Stored entries
>>
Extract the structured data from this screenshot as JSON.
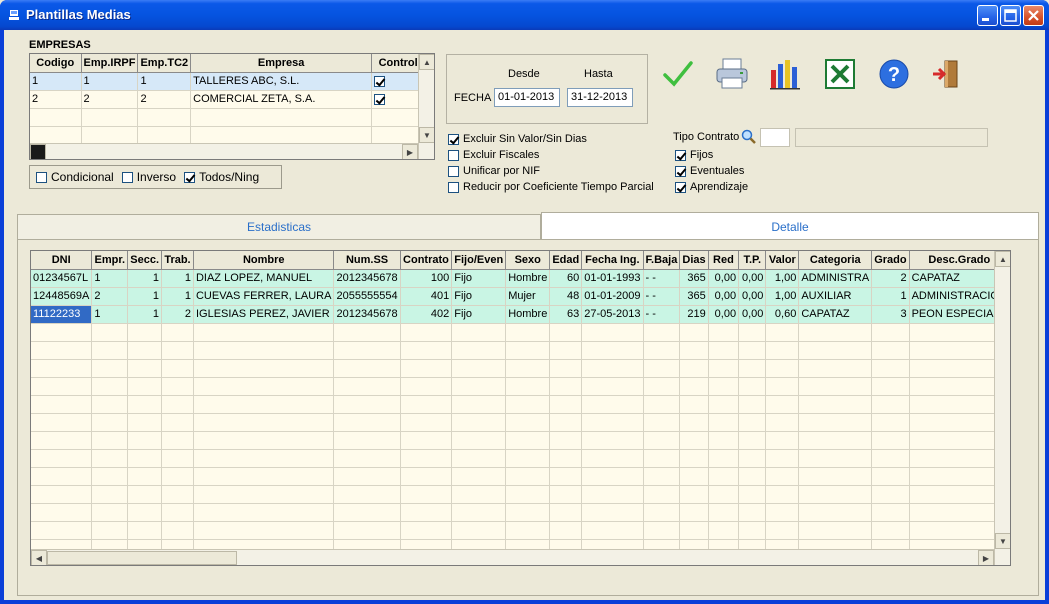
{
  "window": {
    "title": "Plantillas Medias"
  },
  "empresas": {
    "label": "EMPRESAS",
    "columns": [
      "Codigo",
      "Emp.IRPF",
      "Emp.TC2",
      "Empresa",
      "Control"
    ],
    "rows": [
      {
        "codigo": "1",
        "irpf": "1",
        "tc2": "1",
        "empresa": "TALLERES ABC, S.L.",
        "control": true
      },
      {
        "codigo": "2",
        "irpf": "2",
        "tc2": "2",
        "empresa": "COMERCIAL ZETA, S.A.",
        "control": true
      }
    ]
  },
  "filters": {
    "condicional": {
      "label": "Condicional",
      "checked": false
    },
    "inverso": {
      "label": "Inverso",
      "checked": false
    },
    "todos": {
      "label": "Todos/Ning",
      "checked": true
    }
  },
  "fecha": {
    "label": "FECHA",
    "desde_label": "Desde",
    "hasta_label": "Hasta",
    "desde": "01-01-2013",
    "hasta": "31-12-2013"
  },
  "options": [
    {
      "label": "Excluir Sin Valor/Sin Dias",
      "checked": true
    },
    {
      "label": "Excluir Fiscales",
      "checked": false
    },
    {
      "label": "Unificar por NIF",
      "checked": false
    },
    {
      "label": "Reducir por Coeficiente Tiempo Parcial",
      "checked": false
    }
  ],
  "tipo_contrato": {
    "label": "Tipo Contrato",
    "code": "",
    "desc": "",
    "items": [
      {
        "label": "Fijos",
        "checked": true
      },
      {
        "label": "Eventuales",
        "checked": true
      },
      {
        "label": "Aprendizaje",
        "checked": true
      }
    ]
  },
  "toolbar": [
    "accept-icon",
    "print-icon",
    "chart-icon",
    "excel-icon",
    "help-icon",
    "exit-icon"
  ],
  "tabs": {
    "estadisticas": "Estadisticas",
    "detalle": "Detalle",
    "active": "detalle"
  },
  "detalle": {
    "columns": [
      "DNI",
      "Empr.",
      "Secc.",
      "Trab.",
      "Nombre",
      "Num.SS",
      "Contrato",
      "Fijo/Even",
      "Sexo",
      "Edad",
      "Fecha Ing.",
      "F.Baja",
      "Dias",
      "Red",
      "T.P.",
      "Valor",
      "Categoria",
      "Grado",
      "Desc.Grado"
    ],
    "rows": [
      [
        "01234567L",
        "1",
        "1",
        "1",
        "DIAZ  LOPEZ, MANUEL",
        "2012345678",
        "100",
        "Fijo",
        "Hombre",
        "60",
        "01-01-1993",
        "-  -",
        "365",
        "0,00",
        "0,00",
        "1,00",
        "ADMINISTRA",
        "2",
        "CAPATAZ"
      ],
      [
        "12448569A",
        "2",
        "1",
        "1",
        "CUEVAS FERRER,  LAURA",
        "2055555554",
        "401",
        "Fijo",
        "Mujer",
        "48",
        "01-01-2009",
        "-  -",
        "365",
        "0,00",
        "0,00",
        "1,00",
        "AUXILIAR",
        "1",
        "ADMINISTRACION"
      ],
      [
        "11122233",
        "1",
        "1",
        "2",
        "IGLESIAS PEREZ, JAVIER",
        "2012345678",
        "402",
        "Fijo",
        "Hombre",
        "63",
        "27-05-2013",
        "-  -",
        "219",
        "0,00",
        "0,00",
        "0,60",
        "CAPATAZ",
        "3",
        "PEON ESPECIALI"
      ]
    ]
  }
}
<<
>>
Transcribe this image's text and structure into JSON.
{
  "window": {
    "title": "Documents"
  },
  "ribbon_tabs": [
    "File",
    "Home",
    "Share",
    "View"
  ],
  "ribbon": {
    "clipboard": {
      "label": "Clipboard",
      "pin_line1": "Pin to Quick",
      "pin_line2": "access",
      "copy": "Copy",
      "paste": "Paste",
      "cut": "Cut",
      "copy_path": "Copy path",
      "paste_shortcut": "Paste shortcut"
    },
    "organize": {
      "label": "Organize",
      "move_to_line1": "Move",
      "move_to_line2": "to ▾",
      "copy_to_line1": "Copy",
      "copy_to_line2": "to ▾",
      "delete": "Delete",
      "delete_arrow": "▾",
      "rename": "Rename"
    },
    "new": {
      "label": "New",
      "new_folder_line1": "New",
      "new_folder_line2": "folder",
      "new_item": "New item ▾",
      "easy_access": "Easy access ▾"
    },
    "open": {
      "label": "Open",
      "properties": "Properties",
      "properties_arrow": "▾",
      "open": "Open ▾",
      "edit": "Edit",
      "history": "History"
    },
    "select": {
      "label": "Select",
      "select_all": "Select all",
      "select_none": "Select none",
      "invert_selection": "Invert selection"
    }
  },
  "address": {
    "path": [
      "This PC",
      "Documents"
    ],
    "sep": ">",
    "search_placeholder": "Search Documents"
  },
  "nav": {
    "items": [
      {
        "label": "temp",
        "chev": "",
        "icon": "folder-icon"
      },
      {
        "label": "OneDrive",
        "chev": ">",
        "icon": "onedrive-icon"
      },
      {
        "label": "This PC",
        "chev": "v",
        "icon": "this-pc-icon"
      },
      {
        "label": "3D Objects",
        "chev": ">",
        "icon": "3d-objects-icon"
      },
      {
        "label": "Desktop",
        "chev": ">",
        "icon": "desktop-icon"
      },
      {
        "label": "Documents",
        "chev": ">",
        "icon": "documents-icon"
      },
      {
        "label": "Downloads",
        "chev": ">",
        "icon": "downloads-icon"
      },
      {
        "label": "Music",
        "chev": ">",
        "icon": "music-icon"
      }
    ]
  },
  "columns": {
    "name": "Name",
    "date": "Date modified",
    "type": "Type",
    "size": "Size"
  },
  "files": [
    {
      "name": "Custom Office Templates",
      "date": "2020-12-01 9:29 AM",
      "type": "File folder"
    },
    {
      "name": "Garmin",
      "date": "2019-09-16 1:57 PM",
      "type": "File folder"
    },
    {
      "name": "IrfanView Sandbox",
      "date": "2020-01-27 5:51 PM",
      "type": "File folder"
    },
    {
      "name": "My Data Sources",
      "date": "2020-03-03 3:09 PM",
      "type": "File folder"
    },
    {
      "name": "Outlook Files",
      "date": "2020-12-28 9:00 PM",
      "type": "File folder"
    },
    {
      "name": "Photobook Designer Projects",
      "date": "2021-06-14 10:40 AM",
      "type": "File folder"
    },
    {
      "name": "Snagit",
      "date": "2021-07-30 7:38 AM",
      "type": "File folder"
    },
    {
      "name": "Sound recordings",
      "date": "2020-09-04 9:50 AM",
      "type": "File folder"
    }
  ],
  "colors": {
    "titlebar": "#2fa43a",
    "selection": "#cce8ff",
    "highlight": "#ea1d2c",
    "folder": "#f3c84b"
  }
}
<<
In the records above, how many lines hold the string "detalle"? Reply with only the number.

The answer —
3